- [MATERIALS PROVIDED]:
----
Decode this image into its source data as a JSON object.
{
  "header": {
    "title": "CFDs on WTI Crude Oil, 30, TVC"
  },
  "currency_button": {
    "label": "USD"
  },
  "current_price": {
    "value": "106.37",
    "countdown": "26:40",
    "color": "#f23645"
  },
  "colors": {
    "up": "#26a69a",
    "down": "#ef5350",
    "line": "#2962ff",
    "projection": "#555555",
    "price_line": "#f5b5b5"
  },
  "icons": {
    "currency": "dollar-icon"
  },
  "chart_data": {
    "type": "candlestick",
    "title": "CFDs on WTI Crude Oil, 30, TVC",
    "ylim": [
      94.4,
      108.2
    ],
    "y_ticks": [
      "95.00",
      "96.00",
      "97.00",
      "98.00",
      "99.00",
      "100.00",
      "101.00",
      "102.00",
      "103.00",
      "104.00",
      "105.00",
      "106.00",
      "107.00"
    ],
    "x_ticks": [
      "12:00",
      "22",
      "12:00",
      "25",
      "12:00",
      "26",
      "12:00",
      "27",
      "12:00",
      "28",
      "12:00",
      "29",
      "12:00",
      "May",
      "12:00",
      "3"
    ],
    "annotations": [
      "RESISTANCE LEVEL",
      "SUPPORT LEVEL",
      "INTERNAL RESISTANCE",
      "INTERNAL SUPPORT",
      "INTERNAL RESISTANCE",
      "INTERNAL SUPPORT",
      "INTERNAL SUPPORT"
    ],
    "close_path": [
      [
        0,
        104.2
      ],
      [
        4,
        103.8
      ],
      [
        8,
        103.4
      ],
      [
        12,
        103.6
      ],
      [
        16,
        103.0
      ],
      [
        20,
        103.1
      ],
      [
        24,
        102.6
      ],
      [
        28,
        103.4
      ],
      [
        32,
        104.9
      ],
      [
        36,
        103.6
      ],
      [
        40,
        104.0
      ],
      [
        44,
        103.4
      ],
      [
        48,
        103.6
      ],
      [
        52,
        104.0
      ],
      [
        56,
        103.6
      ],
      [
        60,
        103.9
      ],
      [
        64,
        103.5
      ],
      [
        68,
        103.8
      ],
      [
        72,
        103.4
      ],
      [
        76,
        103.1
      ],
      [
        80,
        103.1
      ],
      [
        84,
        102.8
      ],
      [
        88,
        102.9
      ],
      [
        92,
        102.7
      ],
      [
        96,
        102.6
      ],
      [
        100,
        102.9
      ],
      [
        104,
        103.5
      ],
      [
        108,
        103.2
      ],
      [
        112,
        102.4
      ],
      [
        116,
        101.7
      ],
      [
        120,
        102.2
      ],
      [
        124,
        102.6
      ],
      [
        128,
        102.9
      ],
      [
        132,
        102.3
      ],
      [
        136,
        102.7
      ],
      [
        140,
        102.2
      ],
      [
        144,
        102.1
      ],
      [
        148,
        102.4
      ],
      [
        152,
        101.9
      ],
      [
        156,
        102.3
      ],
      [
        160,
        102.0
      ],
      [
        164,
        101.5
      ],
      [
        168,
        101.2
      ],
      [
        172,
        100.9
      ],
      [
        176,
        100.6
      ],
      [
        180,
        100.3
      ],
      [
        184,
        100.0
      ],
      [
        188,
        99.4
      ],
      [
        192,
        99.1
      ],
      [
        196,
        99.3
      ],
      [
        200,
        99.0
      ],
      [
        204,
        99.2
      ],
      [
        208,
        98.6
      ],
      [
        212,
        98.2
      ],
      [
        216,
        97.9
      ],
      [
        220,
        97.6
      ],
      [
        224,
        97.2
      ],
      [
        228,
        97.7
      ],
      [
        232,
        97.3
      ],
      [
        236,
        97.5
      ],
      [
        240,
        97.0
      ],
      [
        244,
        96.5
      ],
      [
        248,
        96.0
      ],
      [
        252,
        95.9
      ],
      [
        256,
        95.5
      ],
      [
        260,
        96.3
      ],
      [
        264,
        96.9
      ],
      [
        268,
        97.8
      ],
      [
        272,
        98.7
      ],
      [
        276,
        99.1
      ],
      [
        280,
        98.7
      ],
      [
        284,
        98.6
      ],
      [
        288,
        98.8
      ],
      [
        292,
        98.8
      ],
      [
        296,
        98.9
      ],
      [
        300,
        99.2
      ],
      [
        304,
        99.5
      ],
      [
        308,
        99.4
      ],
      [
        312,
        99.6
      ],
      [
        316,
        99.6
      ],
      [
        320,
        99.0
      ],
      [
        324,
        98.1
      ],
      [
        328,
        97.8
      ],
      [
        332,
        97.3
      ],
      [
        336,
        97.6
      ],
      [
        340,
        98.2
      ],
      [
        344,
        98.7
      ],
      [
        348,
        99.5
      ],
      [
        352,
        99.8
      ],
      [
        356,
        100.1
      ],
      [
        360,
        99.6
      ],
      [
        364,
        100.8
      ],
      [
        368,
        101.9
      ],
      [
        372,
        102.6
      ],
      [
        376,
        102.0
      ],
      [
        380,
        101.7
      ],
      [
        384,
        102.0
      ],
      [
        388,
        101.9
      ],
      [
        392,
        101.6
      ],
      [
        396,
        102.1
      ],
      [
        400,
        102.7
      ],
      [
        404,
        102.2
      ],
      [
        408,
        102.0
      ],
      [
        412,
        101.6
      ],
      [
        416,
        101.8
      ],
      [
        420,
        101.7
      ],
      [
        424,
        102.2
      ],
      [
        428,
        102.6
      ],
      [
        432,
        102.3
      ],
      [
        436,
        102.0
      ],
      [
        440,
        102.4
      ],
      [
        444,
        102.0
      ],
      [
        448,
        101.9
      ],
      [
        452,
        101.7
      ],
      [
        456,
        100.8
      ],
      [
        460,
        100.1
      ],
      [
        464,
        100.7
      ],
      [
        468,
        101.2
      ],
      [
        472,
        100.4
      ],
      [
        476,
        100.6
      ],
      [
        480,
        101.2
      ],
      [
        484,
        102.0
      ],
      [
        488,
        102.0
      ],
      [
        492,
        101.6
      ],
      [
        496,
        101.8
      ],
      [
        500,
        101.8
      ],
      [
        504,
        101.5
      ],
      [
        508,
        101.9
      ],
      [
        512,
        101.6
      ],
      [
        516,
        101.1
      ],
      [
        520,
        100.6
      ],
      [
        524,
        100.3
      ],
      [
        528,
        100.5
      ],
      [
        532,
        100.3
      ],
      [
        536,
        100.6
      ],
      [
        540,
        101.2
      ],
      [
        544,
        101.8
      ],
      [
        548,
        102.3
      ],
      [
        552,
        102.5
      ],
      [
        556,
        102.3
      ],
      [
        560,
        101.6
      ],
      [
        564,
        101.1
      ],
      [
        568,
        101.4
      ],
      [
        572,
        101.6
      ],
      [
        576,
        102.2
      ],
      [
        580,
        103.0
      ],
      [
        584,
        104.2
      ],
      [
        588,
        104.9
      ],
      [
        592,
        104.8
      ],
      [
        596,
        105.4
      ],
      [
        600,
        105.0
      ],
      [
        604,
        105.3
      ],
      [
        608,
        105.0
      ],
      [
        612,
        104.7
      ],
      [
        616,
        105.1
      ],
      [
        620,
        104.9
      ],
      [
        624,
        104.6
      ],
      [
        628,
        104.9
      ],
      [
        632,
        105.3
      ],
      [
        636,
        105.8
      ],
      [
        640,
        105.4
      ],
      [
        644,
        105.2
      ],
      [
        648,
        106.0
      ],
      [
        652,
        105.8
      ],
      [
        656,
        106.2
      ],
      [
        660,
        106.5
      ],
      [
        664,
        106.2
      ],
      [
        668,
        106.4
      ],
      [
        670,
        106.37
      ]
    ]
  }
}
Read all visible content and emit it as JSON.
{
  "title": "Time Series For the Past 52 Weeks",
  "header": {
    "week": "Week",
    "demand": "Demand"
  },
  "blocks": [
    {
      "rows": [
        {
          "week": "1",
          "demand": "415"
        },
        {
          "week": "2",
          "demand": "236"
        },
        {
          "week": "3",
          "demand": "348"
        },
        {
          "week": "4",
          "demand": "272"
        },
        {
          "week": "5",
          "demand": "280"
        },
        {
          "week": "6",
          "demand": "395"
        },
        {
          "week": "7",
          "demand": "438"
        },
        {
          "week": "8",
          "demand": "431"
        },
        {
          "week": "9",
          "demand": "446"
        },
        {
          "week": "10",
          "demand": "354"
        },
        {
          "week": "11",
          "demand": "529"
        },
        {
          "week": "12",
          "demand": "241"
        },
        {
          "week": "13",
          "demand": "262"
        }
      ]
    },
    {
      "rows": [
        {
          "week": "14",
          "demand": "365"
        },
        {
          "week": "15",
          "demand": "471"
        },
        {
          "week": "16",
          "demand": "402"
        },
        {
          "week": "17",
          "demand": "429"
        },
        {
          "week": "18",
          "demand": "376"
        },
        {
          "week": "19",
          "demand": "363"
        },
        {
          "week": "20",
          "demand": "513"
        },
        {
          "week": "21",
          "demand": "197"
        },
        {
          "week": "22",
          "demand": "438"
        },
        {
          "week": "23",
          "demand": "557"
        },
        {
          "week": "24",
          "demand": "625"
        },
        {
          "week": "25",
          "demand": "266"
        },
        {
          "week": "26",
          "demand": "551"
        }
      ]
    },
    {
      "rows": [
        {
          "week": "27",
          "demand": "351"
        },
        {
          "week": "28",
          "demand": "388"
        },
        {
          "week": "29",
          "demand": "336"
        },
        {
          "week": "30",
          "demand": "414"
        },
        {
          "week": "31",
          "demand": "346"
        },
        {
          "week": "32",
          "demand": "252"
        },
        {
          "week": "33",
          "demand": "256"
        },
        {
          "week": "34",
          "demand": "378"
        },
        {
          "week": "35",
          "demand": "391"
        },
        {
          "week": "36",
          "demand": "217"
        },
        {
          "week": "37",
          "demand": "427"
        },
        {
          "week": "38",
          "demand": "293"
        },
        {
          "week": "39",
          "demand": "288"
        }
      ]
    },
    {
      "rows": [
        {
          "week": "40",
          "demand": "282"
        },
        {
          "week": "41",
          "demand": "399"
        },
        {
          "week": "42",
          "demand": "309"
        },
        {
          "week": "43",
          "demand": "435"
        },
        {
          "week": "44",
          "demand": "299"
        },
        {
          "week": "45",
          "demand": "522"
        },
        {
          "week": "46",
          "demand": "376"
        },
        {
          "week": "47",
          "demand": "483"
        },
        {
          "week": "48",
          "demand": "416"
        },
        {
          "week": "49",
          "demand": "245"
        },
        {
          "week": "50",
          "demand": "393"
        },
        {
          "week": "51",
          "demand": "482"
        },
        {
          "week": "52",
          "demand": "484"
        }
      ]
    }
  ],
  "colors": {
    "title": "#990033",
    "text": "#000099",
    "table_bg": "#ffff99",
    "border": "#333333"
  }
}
----
- [REQUIRED TASK]:
Identify the lines of the entries containing the string "JSON". Copy each such line.

- [ANSWER TO THE EXERCISE]:
Decode this image into its source data as a JSON object.
Read all visible content and emit it as JSON.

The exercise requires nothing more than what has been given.